PROBLEM TO WORK ON ▸ Check every line below for the string "inmigrantes", and copy the lines that contain it.

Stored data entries
______
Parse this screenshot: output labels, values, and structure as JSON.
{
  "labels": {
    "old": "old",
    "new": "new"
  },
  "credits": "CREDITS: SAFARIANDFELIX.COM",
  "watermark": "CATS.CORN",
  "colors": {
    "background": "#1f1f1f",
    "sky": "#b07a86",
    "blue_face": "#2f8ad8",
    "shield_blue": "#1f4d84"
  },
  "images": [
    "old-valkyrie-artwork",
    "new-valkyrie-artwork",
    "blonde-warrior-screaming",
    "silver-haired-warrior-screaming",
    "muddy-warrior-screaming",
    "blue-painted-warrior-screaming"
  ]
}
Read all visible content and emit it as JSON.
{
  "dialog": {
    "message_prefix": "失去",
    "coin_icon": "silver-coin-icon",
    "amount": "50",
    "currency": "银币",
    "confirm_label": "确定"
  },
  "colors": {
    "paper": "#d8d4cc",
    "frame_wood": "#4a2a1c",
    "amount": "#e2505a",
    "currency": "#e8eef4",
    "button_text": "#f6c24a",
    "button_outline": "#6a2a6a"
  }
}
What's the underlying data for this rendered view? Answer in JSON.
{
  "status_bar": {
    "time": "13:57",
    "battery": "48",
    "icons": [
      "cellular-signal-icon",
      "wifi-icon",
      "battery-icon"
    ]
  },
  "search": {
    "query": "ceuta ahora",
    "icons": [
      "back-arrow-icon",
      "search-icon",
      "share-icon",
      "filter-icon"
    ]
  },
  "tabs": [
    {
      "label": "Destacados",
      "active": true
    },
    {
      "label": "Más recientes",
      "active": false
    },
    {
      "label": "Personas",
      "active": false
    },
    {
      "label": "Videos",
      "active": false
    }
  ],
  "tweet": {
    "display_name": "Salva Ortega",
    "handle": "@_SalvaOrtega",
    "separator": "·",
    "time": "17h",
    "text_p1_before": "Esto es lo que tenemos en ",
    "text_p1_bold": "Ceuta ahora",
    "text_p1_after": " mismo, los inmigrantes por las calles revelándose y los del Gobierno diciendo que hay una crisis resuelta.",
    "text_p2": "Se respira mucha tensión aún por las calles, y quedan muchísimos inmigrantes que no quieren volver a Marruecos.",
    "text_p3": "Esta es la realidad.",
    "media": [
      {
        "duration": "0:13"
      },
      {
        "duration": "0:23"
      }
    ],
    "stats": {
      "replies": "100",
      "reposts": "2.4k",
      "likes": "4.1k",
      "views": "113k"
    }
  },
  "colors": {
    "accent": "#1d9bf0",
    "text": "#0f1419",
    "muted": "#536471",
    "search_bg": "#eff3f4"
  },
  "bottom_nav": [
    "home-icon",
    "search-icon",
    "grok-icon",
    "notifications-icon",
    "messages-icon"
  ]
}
______
REPLY ▸
    "text_p1_after": " mismo, los inmigrantes por las calles revelándose y los del Gobierno diciendo que hay una crisis resuelta.",
    "text_p2": "Se respira mucha tensión aún por las calles, y quedan muchísimos inmigrantes que no quieren volver a Marruecos.",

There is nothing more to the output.